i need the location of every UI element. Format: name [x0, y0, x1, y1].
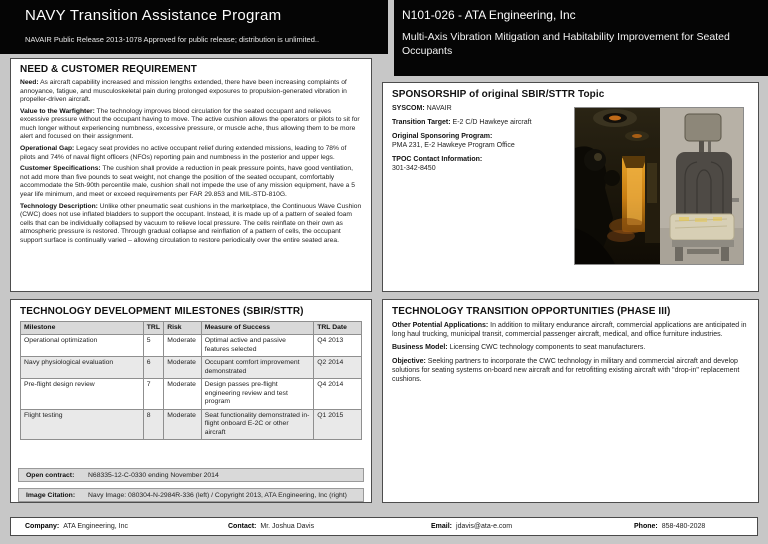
paragraph-label: Customer Specifications: [20, 165, 101, 173]
cell-milestone: Flight testing [21, 409, 144, 439]
cell-milestone: Navy physiological evaluation [21, 357, 144, 379]
table-row [21, 357, 362, 379]
cell-risk: Moderate [164, 409, 202, 439]
cell-trl-date: Q4 2013 [314, 335, 362, 357]
milestones-panel [10, 299, 372, 503]
topic-number-company: N101-026 - ATA Engineering, Inc [402, 8, 576, 22]
value-warfighter-paragraph [20, 108, 362, 142]
paragraph-text: Licensing CWC technology components to seat manufacturers. [447, 344, 646, 352]
cell-trl-date: Q2 2014 [314, 357, 362, 379]
header-right [394, 0, 768, 76]
open-contract-bar [18, 468, 364, 482]
paragraph-text: The cushion shall provide a reduction in peak pressure points, have good ventilation, not add more than five pounds to seat weight, not change the position of the seated occupant, comfortably accommodate the 5th-90th percentile male, cushion shall not impede the use of any mission equipment, have a 5 year life minimum, and meet or exceed requirements per FAR 29.853 and MIL-STD-810G. [20, 165, 355, 198]
field-value: NAVAIR [424, 105, 452, 112]
aircraft-interior-and-seat-photo [575, 108, 743, 264]
program-title: NAVY Transition Assistance Program [25, 7, 282, 24]
need-customer-requirement-panel [10, 58, 372, 292]
table-row [21, 379, 362, 409]
field-value: E-2 C/D Hawkeye aircraft [450, 119, 532, 127]
paragraph-text: Seeking partners to incorporate the CWC technology in military and commercial aircraft and develop solutions for seating systems on-board new aircraft and for retrofitting existing aircraft with "drop-in" replacement cushions. [392, 357, 740, 384]
cell-trl-date: Q1 2015 [314, 409, 362, 439]
footer-email [431, 518, 512, 535]
paragraph-label: Objective: [392, 357, 426, 365]
topic-photos [574, 107, 744, 265]
col-risk: Risk [164, 322, 202, 335]
footer-contact-value: Mr. Joshua Davis [260, 523, 315, 530]
paragraph-label: Business Model: [392, 344, 448, 352]
footer-company-value: ATA Engineering, Inc [63, 523, 128, 530]
milestones-panel-title: TECHNOLOGY DEVELOPMENT MILESTONES (SBIR/STTR) [20, 306, 304, 317]
paragraph-label: Need: [20, 79, 39, 86]
cell-risk: Moderate [164, 357, 202, 379]
table-row [21, 335, 362, 357]
field-label: Original Sponsoring Program: [392, 133, 493, 141]
cell-risk: Moderate [164, 335, 202, 357]
paragraph-text: As aircraft capability increased and mission lengths extended, there have been increasing complaints of annoyance, fatigue, and musculoskeletal pain during prolonged exposures to propulsion-generated vibration in propeller-driven aircraft. [20, 79, 347, 104]
image-citation-bar [18, 488, 364, 502]
topic-title: Multi-Axis Vibration Mitigation and Habitability Improvement for Seated Occupants [402, 31, 730, 58]
transition-opportunities-panel [382, 299, 759, 503]
cell-measure: Occupant comfort improvement demonstrated [201, 357, 314, 379]
col-milestone: Milestone [21, 322, 144, 335]
sponsorship-panel-title: SPONSORSHIP of original SBIR/STTR Topic [392, 89, 605, 100]
footer-company [25, 518, 128, 535]
footer-contact [228, 518, 314, 535]
paragraph-text: Legacy seat provides no active occupant relief during extended missions, leading to 78% of pilots and 74% of naval flight officers (NFOs) reporting pain and numbness in the posterior and upper legs. [20, 145, 347, 161]
technology-description-paragraph [20, 203, 362, 246]
tpoc-contact-field [392, 155, 572, 173]
cell-trl: 7 [143, 379, 163, 409]
customer-specifications-paragraph [20, 165, 362, 199]
business-model-paragraph [392, 343, 749, 352]
cell-milestone: Pre-flight design review [21, 379, 144, 409]
transition-target-field [392, 118, 572, 127]
milestones-table [20, 321, 362, 440]
cell-milestone: Operational optimization [21, 335, 144, 357]
paragraph-label: Operational Gap: [20, 145, 75, 153]
image-citation-label: Image Citation: [26, 491, 76, 499]
public-release-notice: NAVAIR Public Release 2013-1078 Approved for public release; distribution is unlimited.. [25, 35, 320, 44]
operational-gap-paragraph [20, 145, 362, 162]
col-measure: Measure of Success [201, 322, 314, 335]
table-header-row [21, 322, 362, 335]
paragraph-text: In addition to military endurance aircraft, commercial applications are anticipated in long haul trucking, municipal transit, commercial passenger aircraft, medical, and office furniture industries. [392, 322, 747, 339]
table-row [21, 409, 362, 439]
footer-phone-value: 858-480-2028 [661, 523, 706, 530]
footer-phone-label: Phone: [634, 523, 658, 530]
other-applications-paragraph [392, 321, 749, 339]
cell-trl: 6 [143, 357, 163, 379]
need-panel-title: NEED & CUSTOMER REQUIREMENT [20, 64, 197, 75]
sponsorship-fields [392, 104, 572, 174]
field-value: 301-342-8450 [392, 165, 436, 173]
header-left [0, 0, 388, 54]
cell-measure: Optimal active and passive features selected [201, 335, 314, 357]
field-label: SYSCOM: [392, 105, 425, 112]
footer-phone [634, 518, 705, 535]
open-contract-label: Open contract: [26, 471, 75, 479]
cell-measure: Design passes pre-flight engineering review and test program [201, 379, 314, 409]
cell-trl: 8 [143, 409, 163, 439]
paragraph-label: Technology Description: [20, 202, 98, 210]
footer-contact-label: Contact: [228, 523, 257, 530]
paragraph-text: Unlike other pneumatic seat cushions in the marketplace, the Continuous Wave Cushion (CWC) does not use inflated bladders to support the occupant. Instead, it is made up of a pattern of sealed foam cells that can be individually collapsed by vacuum to relieve local pressure. The cells reinflate on their own as atmospheric pressure is restored. Through gradual collapse and reinflation of a pattern of cells, the occupant support surface is continually varied – allowing circulation to restore periodically over the entire seated area. [20, 202, 362, 244]
footer-email-label: Email: [431, 523, 453, 530]
sponsoring-program-field [392, 132, 572, 150]
cell-measure: Seat functionality demonstrated in-flight onboard E-2C or other aircraft [201, 409, 314, 439]
image-citation-value: Navy Image: 080304-N-2984R-336 (left) / Copyright 2013, ATA Engineering, Inc (right) [88, 491, 347, 499]
paragraph-text: The technology improves blood circulation for the seated occupant and relieves excessive pressure without the occupant having to move. The active cushion allows the operators or pilots to sit for much longer without experiencing numbness, excessive pressure, or muscle ache, thus allowing them to be more alert and focused on their assignment. [20, 107, 360, 141]
col-trl: TRL [143, 322, 163, 335]
syscom-field [392, 104, 572, 113]
col-trl-date: TRL Date [314, 322, 362, 335]
sponsorship-panel [382, 82, 759, 292]
paragraph-label: Other Potential Applications: [392, 322, 489, 329]
field-value: PMA 231, E-2 Hawkeye Program Office [392, 142, 515, 150]
transition-panel-title: TECHNOLOGY TRANSITION OPPORTUNITIES (PHASE III) [392, 306, 671, 317]
field-label: Transition Target: [392, 119, 451, 127]
cell-trl-date: Q4 2014 [314, 379, 362, 409]
need-paragraph [20, 79, 362, 105]
paragraph-label: Value to the Warfighter: [20, 107, 95, 115]
footer-email-value: jdavis@ata-e.com [456, 523, 513, 530]
cell-risk: Moderate [164, 379, 202, 409]
cell-trl: 5 [143, 335, 163, 357]
objective-paragraph [392, 357, 749, 385]
open-contract-value: N68335-12-C-0330 ending November 2014 [88, 471, 219, 479]
footer-company-label: Company: [25, 523, 60, 530]
field-label: TPOC Contact Information: [392, 156, 483, 164]
contact-footer [10, 517, 758, 536]
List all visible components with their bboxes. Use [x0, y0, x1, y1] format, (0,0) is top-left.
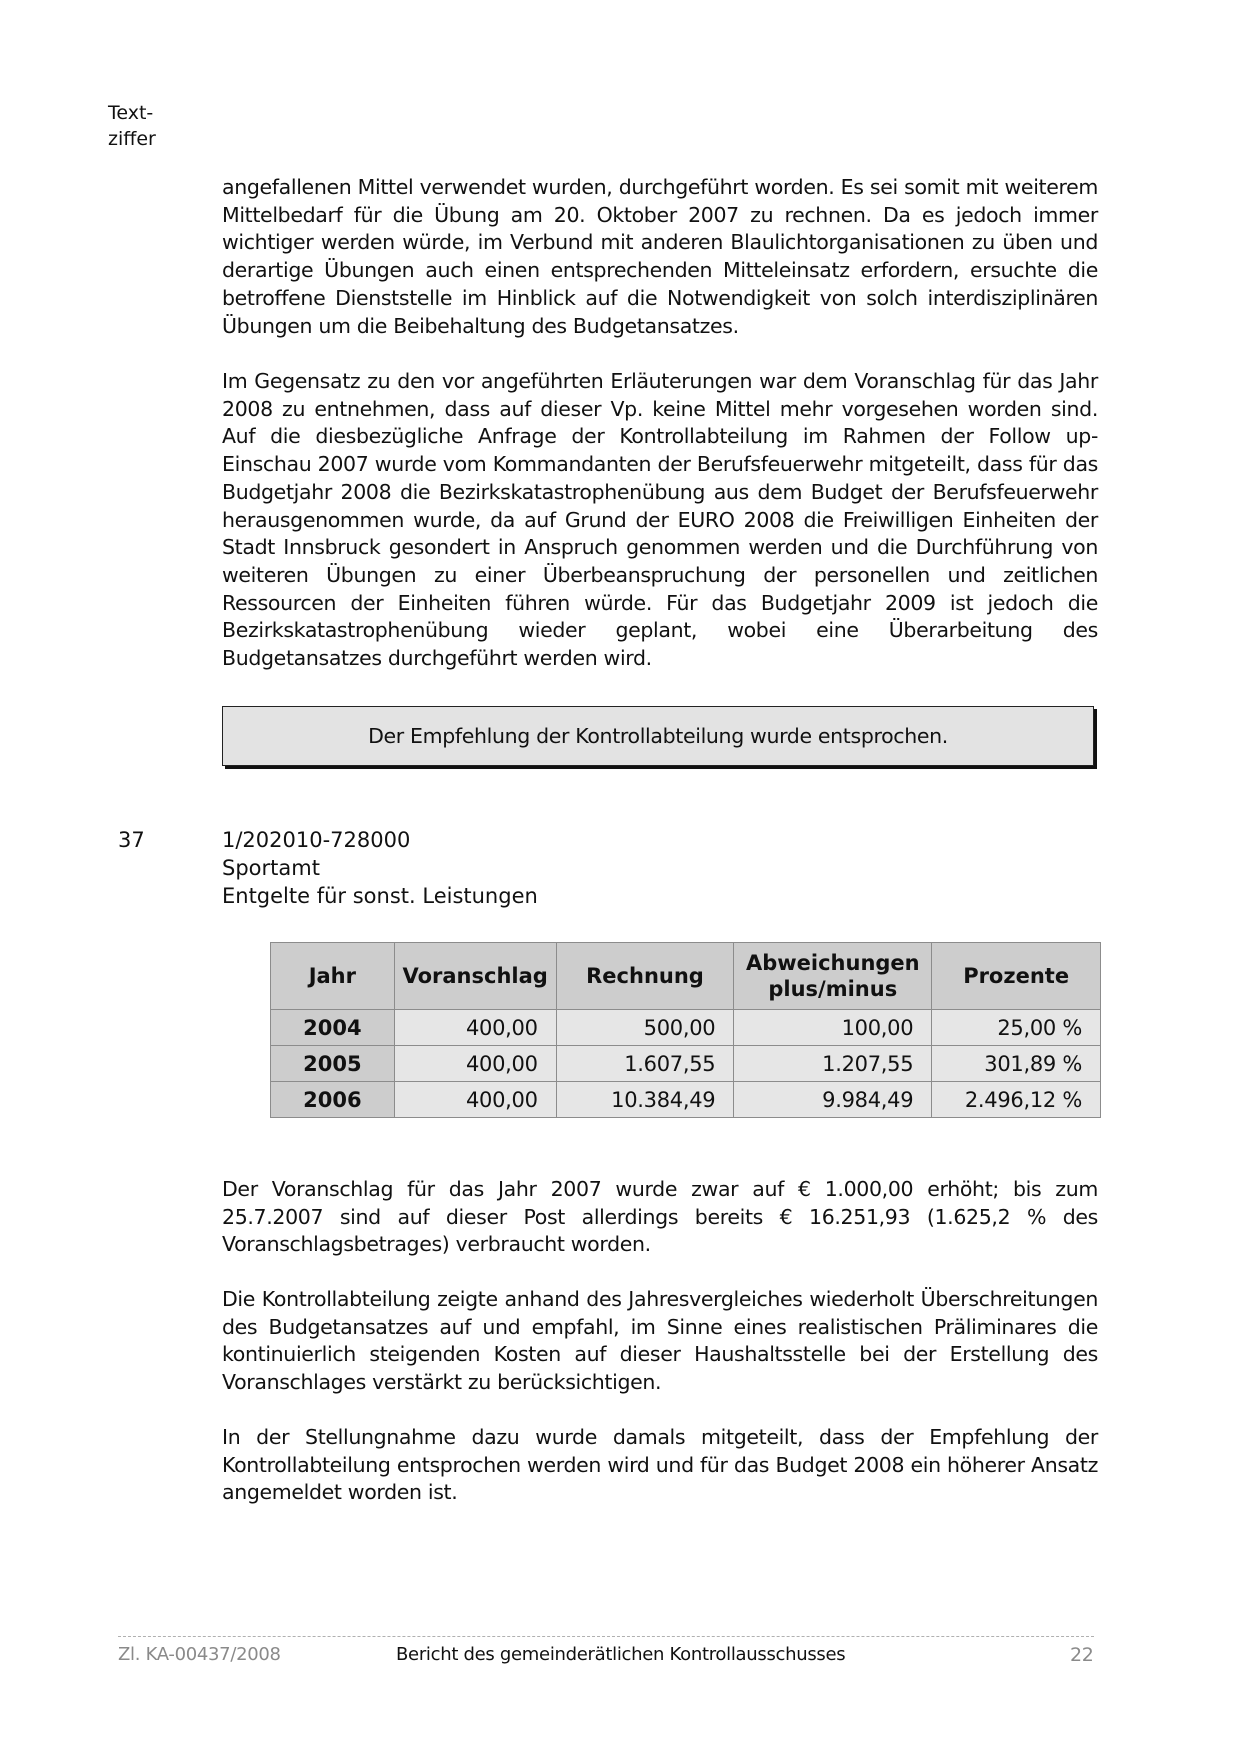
cell-voranschlag: 400,00 [394, 1010, 556, 1046]
item-heading [222, 826, 538, 910]
cell-rechnung: 10.384,49 [556, 1082, 734, 1118]
cell-year: 2005 [271, 1046, 395, 1082]
paragraph-2-container [222, 368, 1098, 673]
cell-prozente: 2.496,12 % [932, 1082, 1101, 1118]
recommendation-result-box [222, 706, 1094, 766]
paragraph-exercise-budget: angefallenen Mittel verwendet wurden, durchgeführt worden. Es sei somit mit weiterem Mittelbedarf für die Übung am 20. Oktober 2007 zu rechnen. Da es jedoch immer wichtiger werden würde, im Verbund mit anderen Blaulichtorganisationen zu üben und derartige Übungen auch einen entsprechenden Mitteleinsatz erfordern, ersuchte die betroffene Dienststelle im Hinblick auf die Notwendigkeit von solch interdisziplinären Übungen um die Beibehaltung des Budgetansatzes. [222, 175, 1098, 338]
margin-label-textziffer [108, 100, 156, 152]
cell-abweichung: 100,00 [734, 1010, 932, 1046]
table-row [271, 1082, 1101, 1118]
cell-prozente: 25,00 % [932, 1010, 1101, 1046]
footer-page-number: 22 [1070, 1644, 1094, 1666]
cell-year: 2004 [271, 1010, 395, 1046]
recommendation-result-text: Der Empfehlung der Kontrollabteilung wurde entsprochen. [368, 724, 948, 748]
header-abweichungen-line1: Abweichungen [745, 951, 920, 975]
header-rechnung: Rechnung [556, 943, 734, 1010]
cell-abweichung: 1.207,55 [734, 1046, 932, 1082]
header-abweichungen [734, 943, 932, 1010]
item-number: 37 [118, 828, 145, 852]
paragraph-budget-2007: Der Voranschlag für das Jahr 2007 wurde zwar auf € 1.000,00 erhöht; bis zum 25.7.2007 sind auf dieser Post allerdings bereits € 16.251,93 (1.625,2 % des Voranschlagsbetrages) verbraucht worden. [222, 1177, 1098, 1257]
item-account-number: 1/202010-728000 [222, 828, 411, 852]
footer-reference: Zl. KA-00437/2008 [118, 1644, 281, 1665]
budget-comparison-table [270, 942, 1101, 1118]
paragraph-4-container [222, 1286, 1098, 1397]
margin-label-line2: ziffer [108, 128, 156, 150]
paragraph-recommendation: Die Kontrollabteilung zeigte anhand des Jahresvergleiches wiederholt Überschreitungen des Budgetansatzes auf und empfahl, im Sinne eines realistischen Präliminares die kontinuierlich steigenden Kosten auf dieser Haushaltsstelle bei der Erstellung des Voranschlages verstärkt zu berücksichtigen. [222, 1287, 1098, 1395]
table-row [271, 1046, 1101, 1082]
cell-voranschlag: 400,00 [394, 1082, 556, 1118]
header-voranschlag: Voranschlag [394, 943, 556, 1010]
cell-prozente: 301,89 % [932, 1046, 1101, 1082]
cell-abweichung: 9.984,49 [734, 1082, 932, 1118]
paragraph-3-container [222, 1176, 1098, 1259]
header-prozente: Prozente [932, 943, 1101, 1010]
cell-rechnung: 1.607,55 [556, 1046, 734, 1082]
margin-label-line1: Text- [108, 102, 154, 124]
footer-report-title: Bericht des gemeinderätlichen Kontrollausschusses [396, 1644, 846, 1665]
cell-year: 2006 [271, 1082, 395, 1118]
cell-voranschlag: 400,00 [394, 1046, 556, 1082]
item-description: Entgelte für sonst. Leistungen [222, 884, 538, 908]
footer-divider [118, 1636, 1094, 1637]
paragraph-5-container [222, 1424, 1098, 1507]
table-header-row [271, 943, 1101, 1010]
table-row [271, 1010, 1101, 1046]
header-jahr: Jahr [271, 943, 395, 1010]
paragraph-budget-2008: Im Gegensatz zu den vor angeführten Erläuterungen war dem Voranschlag für das Jahr 2008 zu entnehmen, dass auf dieser Vp. keine Mittel mehr vorgesehen worden sind. Auf die diesbezügliche Anfrage der Kontrollabteilung im Rahmen der Follow up-Einschau 2007 wurde vom Kommandanten der Berufsfeuerwehr mitgeteilt, dass für das Budgetjahr 2008 die Bezirkskatastrophenübung aus dem Budget der Berufsfeuerwehr herausgenommen wurde, da auf Grund der EURO 2008 die Freiwilligen Einheiten der Stadt Innsbruck gesondert in Anspruch genommen werden und die Durchführung von weiteren Übungen zu einer Überbeanspruchung der personellen und zeitlichen Ressourcen der Einheiten führen würde. Für das Budgetjahr 2009 ist jedoch die Bezirkskatastrophenübung wieder geplant, wobei eine Überarbeitung des Budgetansatzes durchgeführt werden wird. [222, 369, 1098, 671]
item-department: Sportamt [222, 856, 320, 880]
cell-rechnung: 500,00 [556, 1010, 734, 1046]
paragraph-1-container [222, 174, 1098, 340]
header-abweichungen-line2: plus/minus [768, 977, 898, 1001]
paragraph-statement: In der Stellungnahme dazu wurde damals mitgeteilt, dass der Empfehlung der Kontrollabteilung entsprochen werden wird und für das Budget 2008 ein höherer Ansatz angemeldet worden ist. [222, 1425, 1098, 1505]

Task: Whenever a line in the entries above includes the word "measure", pull that line out.

Task output:
cell-measure: Occupant comfort improvement demonstrated [201, 357, 314, 379]
col-measure: Measure of Success [201, 322, 314, 335]
cell-measure: Optimal active and passive features selected [201, 335, 314, 357]
cell-measure: Design passes pre-flight engineering review and test program [201, 379, 314, 409]
cell-measure: Seat functionality demonstrated in-flight onboard E-2C or other aircraft [201, 409, 314, 439]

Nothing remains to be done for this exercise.